Seahawks rookie safety Lambert making plays like half-brother Chancellor

RENTON — Yes, Kam Chancellor is still a holdout.

But his qualities, his techniques, his outlook on the game, even his style of play at the same position in which he stars are present and, on Tuesday, very well accounted for in this Seattle Seahawks training camp.

All through Chancellor’s half-brother, undrafted rookie strong safety Keenan Lambert.

“My brother’s still here in spirit. I talk to him daily,” the 6-foot, 209-pound Lambert said Tuesday after his best of Seattle’s 10 camp practices in which he flew all over the field, broke up passes and stalked receivers like his older brother does. “He critiques me on what I can improve on.

“Even if I have a great day, like today, there’s always something to improve on. And he will find something for me to improve on.”

From afar. Chancellor is in the 12th day of his holdout that has no end in sight. The Seahawks are not budging from their stance they won’t renegotiate contracts that have three years remaining on them, as Chancellor’s does. His absence could now cost him a maximum of $560,000 if the team chooses to fine him for his absences — not that it will.

● Dataset

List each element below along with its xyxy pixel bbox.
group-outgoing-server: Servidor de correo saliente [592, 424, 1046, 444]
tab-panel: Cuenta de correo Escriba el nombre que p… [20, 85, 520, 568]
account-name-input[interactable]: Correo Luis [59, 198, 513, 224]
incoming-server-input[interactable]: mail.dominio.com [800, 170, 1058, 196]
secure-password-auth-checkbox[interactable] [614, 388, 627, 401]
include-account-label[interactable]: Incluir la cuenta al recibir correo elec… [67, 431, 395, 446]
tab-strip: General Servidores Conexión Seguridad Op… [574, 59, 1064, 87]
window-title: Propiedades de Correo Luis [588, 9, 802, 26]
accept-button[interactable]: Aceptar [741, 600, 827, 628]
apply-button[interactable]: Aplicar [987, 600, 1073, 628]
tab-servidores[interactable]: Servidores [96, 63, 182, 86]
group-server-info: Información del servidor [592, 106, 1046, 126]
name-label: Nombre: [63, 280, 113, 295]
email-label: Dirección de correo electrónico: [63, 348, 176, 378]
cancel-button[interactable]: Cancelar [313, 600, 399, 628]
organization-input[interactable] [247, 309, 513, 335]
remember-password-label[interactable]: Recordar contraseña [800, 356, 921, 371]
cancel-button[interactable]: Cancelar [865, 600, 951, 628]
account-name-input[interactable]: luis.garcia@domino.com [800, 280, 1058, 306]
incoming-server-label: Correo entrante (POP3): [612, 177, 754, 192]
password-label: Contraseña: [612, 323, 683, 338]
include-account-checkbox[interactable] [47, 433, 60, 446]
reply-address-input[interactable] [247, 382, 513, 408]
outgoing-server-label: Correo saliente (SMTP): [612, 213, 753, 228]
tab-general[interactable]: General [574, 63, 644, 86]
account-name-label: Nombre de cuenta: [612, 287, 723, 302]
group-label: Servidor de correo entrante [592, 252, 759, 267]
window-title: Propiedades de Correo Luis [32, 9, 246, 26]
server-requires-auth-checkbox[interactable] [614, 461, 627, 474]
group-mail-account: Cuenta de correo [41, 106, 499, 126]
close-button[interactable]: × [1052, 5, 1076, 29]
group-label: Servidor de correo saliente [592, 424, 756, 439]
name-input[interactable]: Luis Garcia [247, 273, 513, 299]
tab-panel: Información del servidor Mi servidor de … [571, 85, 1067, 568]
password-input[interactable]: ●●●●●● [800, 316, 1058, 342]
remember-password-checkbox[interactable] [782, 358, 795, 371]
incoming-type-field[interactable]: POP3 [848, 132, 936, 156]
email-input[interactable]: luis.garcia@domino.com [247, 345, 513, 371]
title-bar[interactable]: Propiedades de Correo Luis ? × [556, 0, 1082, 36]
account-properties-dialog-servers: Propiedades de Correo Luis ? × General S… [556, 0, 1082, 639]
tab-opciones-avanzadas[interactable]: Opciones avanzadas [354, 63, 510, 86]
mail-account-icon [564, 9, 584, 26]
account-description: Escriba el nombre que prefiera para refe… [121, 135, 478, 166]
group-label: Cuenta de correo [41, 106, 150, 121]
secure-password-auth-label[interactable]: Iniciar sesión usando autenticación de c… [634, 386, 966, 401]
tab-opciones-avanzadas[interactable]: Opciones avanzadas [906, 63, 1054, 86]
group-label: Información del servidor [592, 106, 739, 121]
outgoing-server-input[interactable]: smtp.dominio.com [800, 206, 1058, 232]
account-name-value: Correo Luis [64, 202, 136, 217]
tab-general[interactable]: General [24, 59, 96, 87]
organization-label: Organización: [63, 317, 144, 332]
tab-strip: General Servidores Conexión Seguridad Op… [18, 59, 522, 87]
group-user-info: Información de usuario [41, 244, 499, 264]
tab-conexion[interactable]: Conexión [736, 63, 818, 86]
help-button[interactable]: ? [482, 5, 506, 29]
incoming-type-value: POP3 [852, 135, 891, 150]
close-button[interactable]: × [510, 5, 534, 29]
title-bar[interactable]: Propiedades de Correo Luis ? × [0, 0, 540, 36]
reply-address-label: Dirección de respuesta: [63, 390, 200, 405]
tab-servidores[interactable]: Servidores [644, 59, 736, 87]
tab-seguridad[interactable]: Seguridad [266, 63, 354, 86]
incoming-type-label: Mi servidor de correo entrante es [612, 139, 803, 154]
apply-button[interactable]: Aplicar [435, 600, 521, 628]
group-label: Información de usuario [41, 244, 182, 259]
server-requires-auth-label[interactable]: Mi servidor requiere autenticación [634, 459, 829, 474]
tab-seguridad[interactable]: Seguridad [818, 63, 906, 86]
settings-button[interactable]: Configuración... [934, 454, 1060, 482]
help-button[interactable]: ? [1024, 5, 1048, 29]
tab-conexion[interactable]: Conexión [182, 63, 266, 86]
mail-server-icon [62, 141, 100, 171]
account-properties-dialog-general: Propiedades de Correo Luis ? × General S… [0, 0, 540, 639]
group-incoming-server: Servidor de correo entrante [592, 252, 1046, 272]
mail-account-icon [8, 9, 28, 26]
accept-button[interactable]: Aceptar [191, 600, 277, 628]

● Directives
(A) Answer these questions from the Seahawks article:
(i) How many camp practices had Seattle held when Lambert spoke?
(ii) Which day of his holdout is Chancellor in?
(iii) What is the most Chancellor's absence could now cost him?
(B) The Seahawks article names the things about Chancellor that are present in camp through Lambert. List all of them.
(C) Write the next part of the Seahawks article, starting after its final sentence.

● Results for the exercise
(A)
(i) 10
(ii) The 12th day
(iii) $560,000

(B)
- His qualities
- His techniques
- His outlook on the game
- His style of play at the same position in which he stars

(C)
The Seahawks’ popular leader and thudding tackler wants more than the $4.55 million in base salary ($4.45 million of that is guaranteed) he is currently scheduled to earn in 2015.

Karen Lambert raised the 27-year-old Chancellor, his 23-year-old half-brother and Seahawks teammate plus three other siblings alone in the crime-filled Park Place neighborhood on the west side of Norfolk, Virginia. She did so while working two jobs for as long as anyone can remember.

Chancellor has older acquaintances in his hometown, guys he used to look up to there, who now look up to him as the huge success and tell him “Don’t forget about us.”

Now his Seahawks teammates, especially his younger brother, are not forgetting about him, even though he’s not here.

Uh, where is he, exactly?

“Kam, right now, I don’t know his exact location,” Lambert said. “But I know he is working hard.”

How does he sound?

“Normally we text,” Lambert said.

“Normally, it’s like ‘Little bro,’ you can correct this. Get there faster. Get your hips lower. Get your hips loosened,’” said Lambert, who played through last season at Norfolk State in his and Chancellor’s hometown. “Just little pointers to get my game better in general.”

Does his brother sense Chancellor is frustrated by his situation having no apparent resolution?

“Kam has a great heart,” Lambert said. “Regardless, he’s going to be the best man he can be. He’s going to be the best teammate he can be. The best brother. That’s just who he is.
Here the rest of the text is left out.